• [Série de tâches]
1. Indiquez si chacun des énoncés suivants concorde avec le passage sur les fossiles de Punta Alta, en répondant par oui ou par non et en citant mot pour mot les termes décisifs du passage. (a) Darwin crut d'abord reconnaître le crâne d'une sorte de rhinocéros. (b) Le Mylodon pesait environ 3,5 tonnes. (c) Le 8 octobre, Darwin déterra une mâchoire portant encore des dents.
2. Veuillez transcrire fidèlement la partie du passage sur les fossiles de Punta Alta qui s'ouvre sur les mots contenant « Darwin, bien que » et se ferme sur « Mammifères fossiles (1840). ».
3. Reprenez le passage sur les fossiles de Punta Alta à partir de l'endroit où il s'arrête.

• [Passage fourni]
########

Les falaises de Punta Alta. Darwin in Argentina. Revista de la Asociación Geológica Argentina 64, 1 (2009), p. 1-180.


Ces tout premiers fossiles de Mammifères et de Coquillages déterrés dans les basses falaises de Punta Alta, motivent grandement Darwin. Le lendemain, il revient par voie terrestre avec l'intention d'en charger le plus grand nombre. Les chevaux de trait qu'il emmène avec lui sont certainement prêtés par les Gauchos de la garnison de Bahia Blanca. Patiemment, Darwin déterre le crâne d'un gros animal. Lorsqu'il ramène ses trouvailles à bord du Beagle, le capitaine FitzRoy ne peut s'empêcher de sourire laconiquement devant tout ce « fatras de déchets » qui vient encombrer le pont du Beagle.

Darwin, bien que conscient d'avoir fait une importante découverte, n'est que très peu versé en paléontologie. Aussi croit-il vaguement reconnaître le crâne d'une sorte de rhinocéros, sans trop de convictions. Aussi compte-t-il déterrer le plus d'éléments possibles. Le 25 septembre, il retourne à nouveau sur place. De nombreux ossements sont brisés, ou ont été roulés par les vagues. Mais qu'importe. Darwin récolte patiemment tous ces précieux fossiles. Le 8 octobre, il déterre une mâchoire avec encore des dents. Mais quel fut donc cet animal préhistorique ? Darwin imagine alors la bête géante, victime d'une déluge cataclysmique selon les théories géologiques de rigueur à son époque.


Fossile de mâchoire de Mylodon collecté à Punta Alta. In : Owen, R. Zoologie du voyage du H.M.S. Beagle, tome 1 : Mammifères fossiles (1840).


Les spécimens fossiles ramenés du Voyage du Beagle furent confiés à Richard Owen, qui les identifia et rédigea leurs fascicules correspondants. Ces documents font partie de la Zoologie du voyage du H.M.S. Beagle. Et comme il fallait s'y attendre ne s'agit nullement des restes d'un ancien rhinocéros. Mais plutôt d'un Mylodon, un paresseux terrestre géant de la famille des Mylodontidae. Owen décrivit le fossile de cette espèce disparue, qu'il baptisa Mylodon darwinii en hommage à son découvreur. Il s'agissait alors du second fossile de paresseux géant sud-Américain collectionné en Angleterre. Le précédent avait été acheté par une société savante. Aussi Darwin fut-il le premier naturaliste anglais à ramener des fossiles de Mammifères géants sud-Américains. Mylodon darwini était un animal de grande taille - 3,5 mètres de longueur - et pesait environ 1,5 à 2 tonnes. Quant à son régime alimentaire, des travaux récents proposent que Mylodon darwini n'était pas un herbivore, mais un omnivore et charognard opportuniste. Il était adapté aux climats froids des époques glaciaires. Le changement climatique, cumulé avec l'arrivée des premières vagues migratoires humaines en Amérique, eurent probablement raison de son espèce.

########

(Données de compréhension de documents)
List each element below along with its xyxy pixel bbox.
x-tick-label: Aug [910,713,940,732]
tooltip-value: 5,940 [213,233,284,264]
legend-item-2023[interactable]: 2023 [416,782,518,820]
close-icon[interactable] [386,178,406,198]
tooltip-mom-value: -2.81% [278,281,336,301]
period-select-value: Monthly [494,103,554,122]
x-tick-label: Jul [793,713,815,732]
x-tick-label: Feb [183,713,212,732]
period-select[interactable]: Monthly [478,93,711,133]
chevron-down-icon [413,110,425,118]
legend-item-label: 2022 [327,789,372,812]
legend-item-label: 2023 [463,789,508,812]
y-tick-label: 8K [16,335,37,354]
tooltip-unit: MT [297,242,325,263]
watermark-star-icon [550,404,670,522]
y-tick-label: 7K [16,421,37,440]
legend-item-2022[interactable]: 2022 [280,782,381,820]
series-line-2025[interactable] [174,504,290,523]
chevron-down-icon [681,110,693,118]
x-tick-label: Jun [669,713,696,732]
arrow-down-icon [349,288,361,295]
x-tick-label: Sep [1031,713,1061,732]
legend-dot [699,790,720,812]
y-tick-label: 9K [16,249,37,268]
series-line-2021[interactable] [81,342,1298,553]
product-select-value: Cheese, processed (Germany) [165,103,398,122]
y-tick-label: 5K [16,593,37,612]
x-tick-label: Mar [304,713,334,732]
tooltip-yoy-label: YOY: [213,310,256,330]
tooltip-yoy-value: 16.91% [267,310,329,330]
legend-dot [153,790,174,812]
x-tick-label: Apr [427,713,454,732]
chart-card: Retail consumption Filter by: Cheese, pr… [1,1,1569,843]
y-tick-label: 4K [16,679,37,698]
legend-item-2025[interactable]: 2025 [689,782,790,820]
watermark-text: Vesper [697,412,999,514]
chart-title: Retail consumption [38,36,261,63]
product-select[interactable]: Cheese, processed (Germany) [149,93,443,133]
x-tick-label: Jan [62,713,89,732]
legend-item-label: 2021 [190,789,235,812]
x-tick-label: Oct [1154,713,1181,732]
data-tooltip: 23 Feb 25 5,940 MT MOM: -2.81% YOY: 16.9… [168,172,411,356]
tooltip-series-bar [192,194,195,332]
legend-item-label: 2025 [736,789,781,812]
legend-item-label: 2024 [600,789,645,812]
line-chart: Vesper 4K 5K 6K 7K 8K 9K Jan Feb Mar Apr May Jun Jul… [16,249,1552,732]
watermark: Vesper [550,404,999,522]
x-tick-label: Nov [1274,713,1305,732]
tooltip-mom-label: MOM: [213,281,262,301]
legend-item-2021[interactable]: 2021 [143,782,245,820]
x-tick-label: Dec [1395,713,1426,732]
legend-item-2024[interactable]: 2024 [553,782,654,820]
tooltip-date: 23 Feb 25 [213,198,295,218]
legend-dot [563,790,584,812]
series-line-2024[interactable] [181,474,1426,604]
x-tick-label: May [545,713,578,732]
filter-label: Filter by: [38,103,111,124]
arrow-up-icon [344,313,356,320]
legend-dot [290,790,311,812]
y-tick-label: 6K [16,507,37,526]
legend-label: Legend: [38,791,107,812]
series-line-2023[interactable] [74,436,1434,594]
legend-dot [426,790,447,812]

########

• [Réponses par tâche]
1.
(a) Oui : « Aussi croit-il vaguement reconnaître le crâne d'une sorte de rhinocéros, sans trop de convictions. »
(b) Non : « 3,5 mètres de longueur - et pesait environ 1,5 à 2 tonnes »
(c) Oui : « Le 8 octobre, il déterre une mâchoire avec encore des dents. »

2.
Darwin, bien que conscient d'avoir fait une importante découverte, n'est que très peu versé en paléontologie. Aussi croit-il vaguement reconnaître le crâne d'une sorte de rhinocéros, sans trop de convictions. Aussi compte-t-il déterrer le plus d'éléments possibles. Le 25 septembre, il retourne à nouveau sur place. De nombreux ossements sont brisés, ou ont été roulés par les vagues. Mais qu'importe. Darwin récolte patiemment tous ces précieux fossiles. Le 8 octobre, il déterre une mâchoire avec encore des dents. Mais quel fut donc cet animal préhistorique ? Darwin imagine alors la bête géante, victime d'une déluge cataclysmique selon les théories géologiques de rigueur à son époque.


Fossile de mâchoire de Mylodon collecté à Punta Alta. In : Owen, R. Zoologie du voyage du H.M.S. Beagle, tome 1 : Mammifères fossiles (1840).

3.
Reconstitution d'un Mylodon darwini se nourrissant sur une charogne d'herbivore. Crédits : Jorge Blanco


Darwin était encore quelque peu attaché à la théorie du catastrophisme. Bien que depuis le Cap-Vert, sa lecture du premier tome des Principes de Géologie de Lyell le convertissait progressivement au gradualisme. Darwin imagina dans un premier temps qu'un terrible événement ait ravagé l'environnement passé de cette espèce éteinte. Ce n'est que quelques années plus tard que lui vint l'idée d'une succession paléontologique d'espèces au même endroit. En effet, Darwin estima par datation relative - en s'appuyant sur les autres fossiles présents - que le site fossilifère de Punta Alta était relativement récent à l'échelle géologique. Comparant les différents fossiles de Mammifères qu'il y avait collecté, comme le Mylodon ou encore le Glyptodon, il constata que leurs représentants actuels (Paresseux et Tatous) étaient bien plus modestes que leurs lointains parents. Cette réflexion allait le convaincre de l'hypothèse que les descendants de ces anciens Mammifères géants étaient les héritiers d'une filiation avec modification des caractères transmis. C'est ainsi que ses découvertes paléontologiques allaient lui donner matière à réflexion pour le dixième chapitre de l'Origine des Espèces.